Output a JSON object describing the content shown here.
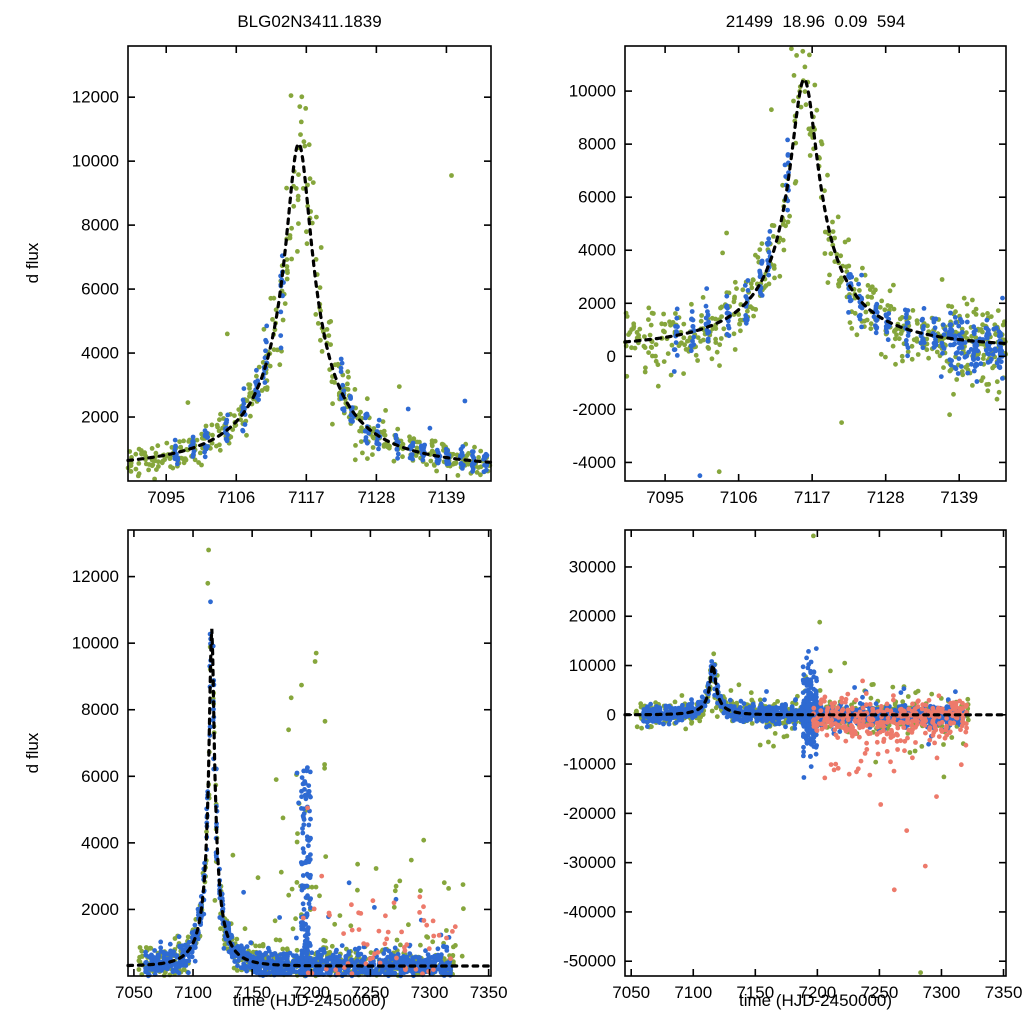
{
  "colors": {
    "green": "#86a63c",
    "blue": "#2e6ad2",
    "red": "#ed7a6b",
    "model": "#000000"
  },
  "chart_data": [
    {
      "id": "top-left",
      "type": "scatter",
      "title": "BLG02N3411.1839",
      "xlabel": "",
      "ylabel": "d flux",
      "xlim": [
        7089,
        7146
      ],
      "ylim": [
        0,
        13600
      ],
      "xticks": [
        7095,
        7106,
        7117,
        7128,
        7139
      ],
      "yticks": [
        2000,
        4000,
        6000,
        8000,
        10000,
        12000
      ],
      "grid": false,
      "legend": false,
      "model": {
        "t0": 7115.8,
        "tE": 23,
        "u0": 0.09,
        "fs": 1000,
        "baseline": 400,
        "show": true
      },
      "clusters": [
        {
          "color": "green",
          "mode": "model",
          "tmin": 7089,
          "tmax": 7146,
          "epochs": 55,
          "per": 7,
          "jt": 0.55,
          "rel": 0.13,
          "abs": 260,
          "seed": 101
        },
        {
          "color": "green",
          "mode": "model",
          "tmin": 7106,
          "tmax": 7126,
          "epochs": 11,
          "per": 3,
          "jt": 0.7,
          "rel": 0.28,
          "abs": 280,
          "seed": 102
        },
        {
          "color": "green",
          "mode": "points",
          "values": [
            [
              7114.6,
              12050
            ],
            [
              7116.9,
              11650
            ],
            [
              7139.8,
              9550
            ],
            [
              7104.6,
              4600
            ],
            [
              7131.6,
              2950
            ],
            [
              7098.4,
              2450
            ]
          ]
        },
        {
          "color": "blue",
          "mode": "model",
          "nights": [
            7096.6,
            7099.1,
            7101.3,
            7104.4,
            7107.2,
            7109.3,
            7110.5,
            7113.2,
            7122.7,
            7124.2,
            7126.5,
            7128.3,
            7131.2,
            7133.5,
            7135.3,
            7137.7,
            7139.2,
            7141.4,
            7143.3,
            7145.1
          ],
          "per": 13,
          "jt": 0.28,
          "rel": 0.11,
          "abs": 170,
          "seed": 103
        },
        {
          "color": "blue",
          "mode": "points",
          "values": [
            [
              7133.0,
              2250
            ],
            [
              7141.9,
              2500
            ],
            [
              7136.4,
              1650
            ]
          ]
        }
      ]
    },
    {
      "id": "top-right",
      "type": "scatter",
      "title": "21499  18.96  0.09  594",
      "xlabel": "",
      "ylabel": "",
      "xlim": [
        7089,
        7146
      ],
      "ylim": [
        -4700,
        11700
      ],
      "xticks": [
        7095,
        7106,
        7117,
        7128,
        7139
      ],
      "yticks": [
        -4000,
        -2000,
        0,
        2000,
        4000,
        6000,
        8000,
        10000
      ],
      "grid": false,
      "legend": false,
      "model": {
        "t0": 7115.8,
        "tE": 23,
        "u0": 0.09,
        "fs": 1000,
        "baseline": 300,
        "show": true
      },
      "clusters": [
        {
          "color": "green",
          "mode": "model",
          "tmin": 7089,
          "tmax": 7146,
          "epochs": 55,
          "per": 8,
          "jt": 0.55,
          "rel": 0.13,
          "abs": 620,
          "seed": 201
        },
        {
          "color": "green",
          "mode": "model",
          "tmin": 7089,
          "tmax": 7146,
          "epochs": 16,
          "per": 1,
          "jt": 0.5,
          "rel": 0.12,
          "abs": 1500,
          "seed": 202
        },
        {
          "color": "green",
          "mode": "flat",
          "tmin": 7135.5,
          "tmax": 7146,
          "epochs": 11,
          "per": 6,
          "jt": 0.5,
          "base": 250,
          "abs": 900,
          "seed": 203
        },
        {
          "color": "green",
          "mode": "points",
          "values": [
            [
              7103.1,
              -4350
            ],
            [
              7113.9,
              11600
            ],
            [
              7115.6,
              11500
            ],
            [
              7110.9,
              9300
            ],
            [
              7121.4,
              -2500
            ],
            [
              7104.2,
              4650
            ],
            [
              7103.6,
              3900
            ]
          ]
        },
        {
          "color": "blue",
          "mode": "model",
          "nights": [
            7096.6,
            7099.1,
            7101.3,
            7104.4,
            7107.2,
            7109.3,
            7110.5,
            7113.2,
            7122.7,
            7124.2,
            7126.5,
            7128.3,
            7131.2,
            7133.5,
            7135.3,
            7137.7,
            7139.2,
            7141.4,
            7143.3,
            7145.1
          ],
          "per": 14,
          "jt": 0.28,
          "rel": 0.12,
          "abs": 430,
          "seed": 204
        },
        {
          "color": "blue",
          "mode": "flat",
          "tmin": 7136,
          "tmax": 7146,
          "epochs": 9,
          "per": 8,
          "jt": 0.5,
          "base": 250,
          "abs": 600,
          "seed": 205
        },
        {
          "color": "blue",
          "mode": "points",
          "values": [
            [
              7100.2,
              -4500
            ]
          ]
        }
      ]
    },
    {
      "id": "bottom-left",
      "type": "scatter",
      "title": "",
      "xlabel": "time (HJD-2450000)",
      "ylabel": "d flux",
      "xlim": [
        7045,
        7352
      ],
      "ylim": [
        0,
        13400
      ],
      "xticks": [
        7050,
        7100,
        7150,
        7200,
        7250,
        7300,
        7350
      ],
      "yticks": [
        2000,
        4000,
        6000,
        8000,
        10000,
        12000
      ],
      "grid": false,
      "legend": false,
      "model": {
        "t0": 7115.8,
        "tE": 23,
        "u0": 0.09,
        "fs": 1000,
        "baseline": 300,
        "show": true
      },
      "clusters": [
        {
          "color": "green",
          "mode": "model",
          "tmin": 7053,
          "tmax": 7322,
          "epochs": 90,
          "per": 6,
          "jt": 0.7,
          "rel": 0.13,
          "abs": 300,
          "seed": 301
        },
        {
          "color": "green",
          "mode": "uniform",
          "tmin": 7118,
          "tmax": 7330,
          "n": 45,
          "ymin": 500,
          "ymax": 4200,
          "pow": 2.0,
          "seed": 302
        },
        {
          "color": "green",
          "mode": "uniform",
          "tmin": 7174,
          "tmax": 7214,
          "n": 26,
          "ymin": 800,
          "ymax": 9600,
          "pow": 2.2,
          "seed": 303
        },
        {
          "color": "green",
          "mode": "points",
          "values": [
            [
              7113.2,
              12800
            ],
            [
              7112.5,
              11800
            ],
            [
              7170.3,
              5900
            ],
            [
              7176.1,
              4750
            ],
            [
              7204.2,
              9700
            ],
            [
              7187.5,
              6050
            ]
          ]
        },
        {
          "color": "blue",
          "mode": "model",
          "tmin": 7060,
          "tmax": 7320,
          "step": 2.6,
          "per": 10,
          "jt": 0.45,
          "rel": 0.12,
          "abs": 210,
          "seed": 304
        },
        {
          "color": "blue",
          "mode": "uniform",
          "tmin": 7191.5,
          "tmax": 7199.5,
          "n": 150,
          "ymin": 60,
          "ymax": 6300,
          "pow": 1.7,
          "seed": 305
        },
        {
          "color": "blue",
          "mode": "uniform",
          "tmin": 7125,
          "tmax": 7320,
          "n": 28,
          "ymin": 500,
          "ymax": 3000,
          "pow": 1.8,
          "seed": 306
        },
        {
          "color": "blue",
          "mode": "points",
          "values": [
            [
              7187.9,
              6100
            ],
            [
              7189.3,
              5200
            ]
          ]
        },
        {
          "color": "red",
          "mode": "uniform",
          "tmin": 7193,
          "tmax": 7322,
          "n": 55,
          "ymin": 60,
          "ymax": 2400,
          "pow": 2.2,
          "seed": 307
        },
        {
          "color": "red",
          "mode": "points",
          "values": [
            [
              7196.9,
              5050
            ],
            [
              7208.8,
              3000
            ],
            [
              7240.0,
              1900
            ],
            [
              7270.0,
              2200
            ]
          ]
        }
      ]
    },
    {
      "id": "bottom-right",
      "type": "scatter",
      "title": "",
      "xlabel": "time (HJD-2450000)",
      "ylabel": "",
      "xlim": [
        7045,
        7352
      ],
      "ylim": [
        -53000,
        37500
      ],
      "xticks": [
        7050,
        7100,
        7150,
        7200,
        7250,
        7300,
        7350
      ],
      "yticks": [
        -50000,
        -40000,
        -30000,
        -20000,
        -10000,
        0,
        10000,
        20000,
        30000
      ],
      "grid": false,
      "legend": false,
      "model": {
        "t0": 7115.8,
        "tE": 23,
        "u0": 0.09,
        "fs": 1000,
        "baseline": 0,
        "show": true
      },
      "clusters": [
        {
          "color": "green",
          "mode": "model",
          "tmin": 7053,
          "tmax": 7322,
          "epochs": 90,
          "per": 6,
          "jt": 0.7,
          "rel": 0.2,
          "abs": 1500,
          "seed": 401
        },
        {
          "color": "green",
          "mode": "uniform",
          "tmin": 7115,
          "tmax": 7325,
          "n": 42,
          "ymin": -8000,
          "ymax": 8000,
          "pow": 1,
          "seed": 402
        },
        {
          "color": "green",
          "mode": "points",
          "values": [
            [
              7196.8,
              36300
            ],
            [
              7201.9,
              18800
            ],
            [
              7283.2,
              -52300
            ],
            [
              7210.5,
              8900
            ],
            [
              7302.0,
              -12600
            ],
            [
              7247.0,
              -9600
            ],
            [
              7222.0,
              10500
            ]
          ]
        },
        {
          "color": "blue",
          "mode": "model",
          "tmin": 7060,
          "tmax": 7320,
          "step": 2.6,
          "per": 10,
          "jt": 0.45,
          "rel": 0.12,
          "abs": 900,
          "seed": 403
        },
        {
          "color": "blue",
          "mode": "flat",
          "tmin": 7188,
          "tmax": 7200,
          "epochs": 6,
          "per": 30,
          "jt": 0.4,
          "base": 0,
          "abs": 4200,
          "seed": 404
        },
        {
          "color": "blue",
          "mode": "uniform",
          "tmin": 7150,
          "tmax": 7320,
          "n": 30,
          "ymin": -6000,
          "ymax": 6000,
          "pow": 1,
          "seed": 405
        },
        {
          "color": "blue",
          "mode": "points",
          "values": [
            [
              7195.0,
              -10500
            ],
            [
              7193.0,
              10200
            ]
          ]
        },
        {
          "color": "red",
          "mode": "flat",
          "tmin": 7196,
          "tmax": 7322,
          "epochs": 45,
          "per": 7,
          "jt": 0.6,
          "base": -900,
          "abs": 2100,
          "seed": 406
        },
        {
          "color": "red",
          "mode": "uniform",
          "tmin": 7200,
          "tmax": 7320,
          "n": 24,
          "ymin": -14000,
          "ymax": -2500,
          "pow": 1,
          "seed": 407
        },
        {
          "color": "red",
          "mode": "points",
          "values": [
            [
              7262.0,
              -35500
            ],
            [
              7287.0,
              -30700
            ],
            [
              7272.0,
              -23500
            ],
            [
              7251.0,
              -18200
            ],
            [
              7296.0,
              -16600
            ],
            [
              7206.0,
              -12800
            ]
          ]
        }
      ]
    }
  ]
}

--

## Given exercise
Only the number is needed here: how many lines of the records contain "title"?

## Full response
4